* begin *

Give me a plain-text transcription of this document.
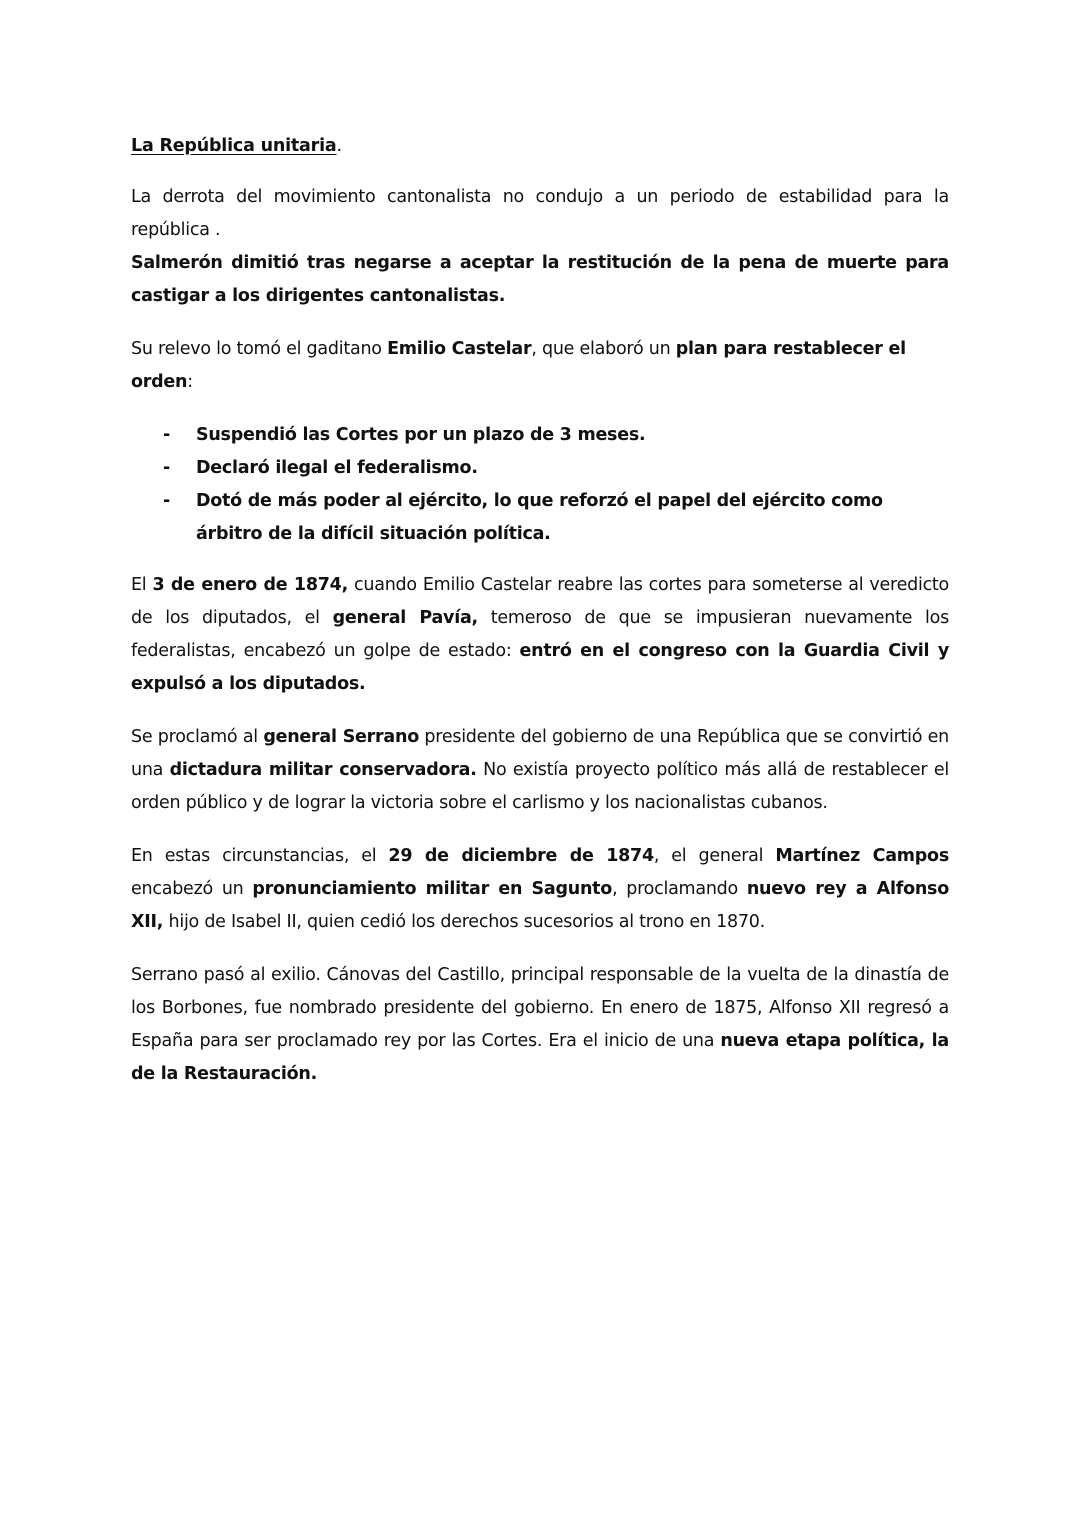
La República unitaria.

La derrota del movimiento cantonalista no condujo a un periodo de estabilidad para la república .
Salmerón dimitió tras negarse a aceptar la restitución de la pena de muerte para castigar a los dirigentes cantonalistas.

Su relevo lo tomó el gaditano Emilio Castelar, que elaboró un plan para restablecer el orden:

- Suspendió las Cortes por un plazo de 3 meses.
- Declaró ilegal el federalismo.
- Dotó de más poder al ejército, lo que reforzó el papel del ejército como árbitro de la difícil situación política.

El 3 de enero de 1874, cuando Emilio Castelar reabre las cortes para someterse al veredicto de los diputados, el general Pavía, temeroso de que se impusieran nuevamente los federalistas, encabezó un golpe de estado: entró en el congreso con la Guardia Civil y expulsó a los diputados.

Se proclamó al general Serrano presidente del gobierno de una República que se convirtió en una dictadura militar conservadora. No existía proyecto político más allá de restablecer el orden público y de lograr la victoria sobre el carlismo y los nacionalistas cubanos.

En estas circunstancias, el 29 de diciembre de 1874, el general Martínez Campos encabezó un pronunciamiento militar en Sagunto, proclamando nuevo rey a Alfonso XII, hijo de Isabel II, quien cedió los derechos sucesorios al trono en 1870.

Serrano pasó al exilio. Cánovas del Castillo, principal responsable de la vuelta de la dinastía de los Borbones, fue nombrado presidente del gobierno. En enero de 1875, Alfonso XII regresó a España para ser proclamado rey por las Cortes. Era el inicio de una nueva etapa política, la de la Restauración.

* end *

AIM - Without the pictures, restate all the entries above exactly.

ANSWER TO THIS EXERCISE -
Give me a plain-text transcription of this document.
La República unitaria.

La derrota del movimiento cantonalista no condujo a un periodo de estabilidad para la república .
Salmerón dimitió tras negarse a aceptar la restitución de la pena de muerte para castigar a los dirigentes cantonalistas.

Su relevo lo tomó el gaditano Emilio Castelar, que elaboró un plan para restablecer el orden:

- Suspendió las Cortes por un plazo de 3 meses.
- Declaró ilegal el federalismo.
- Dotó de más poder al ejército, lo que reforzó el papel del ejército como árbitro de la difícil situación política.

El 3 de enero de 1874, cuando Emilio Castelar reabre las cortes para someterse al veredicto de los diputados, el general Pavía, temeroso de que se impusieran nuevamente los federalistas, encabezó un golpe de estado: entró en el congreso con la Guardia Civil y expulsó a los diputados.

Se proclamó al general Serrano presidente del gobierno de una República que se convirtió en una dictadura militar conservadora. No existía proyecto político más allá de restablecer el orden público y de lograr la victoria sobre el carlismo y los nacionalistas cubanos.

En estas circunstancias, el 29 de diciembre de 1874, el general Martínez Campos encabezó un pronunciamiento militar en Sagunto, proclamando nuevo rey a Alfonso XII, hijo de Isabel II, quien cedió los derechos sucesorios al trono en 1870.

Serrano pasó al exilio. Cánovas del Castillo, principal responsable de la vuelta de la dinastía de los Borbones, fue nombrado presidente del gobierno. En enero de 1875, Alfonso XII regresó a España para ser proclamado rey por las Cortes. Era el inicio de una nueva etapa política, la de la Restauración.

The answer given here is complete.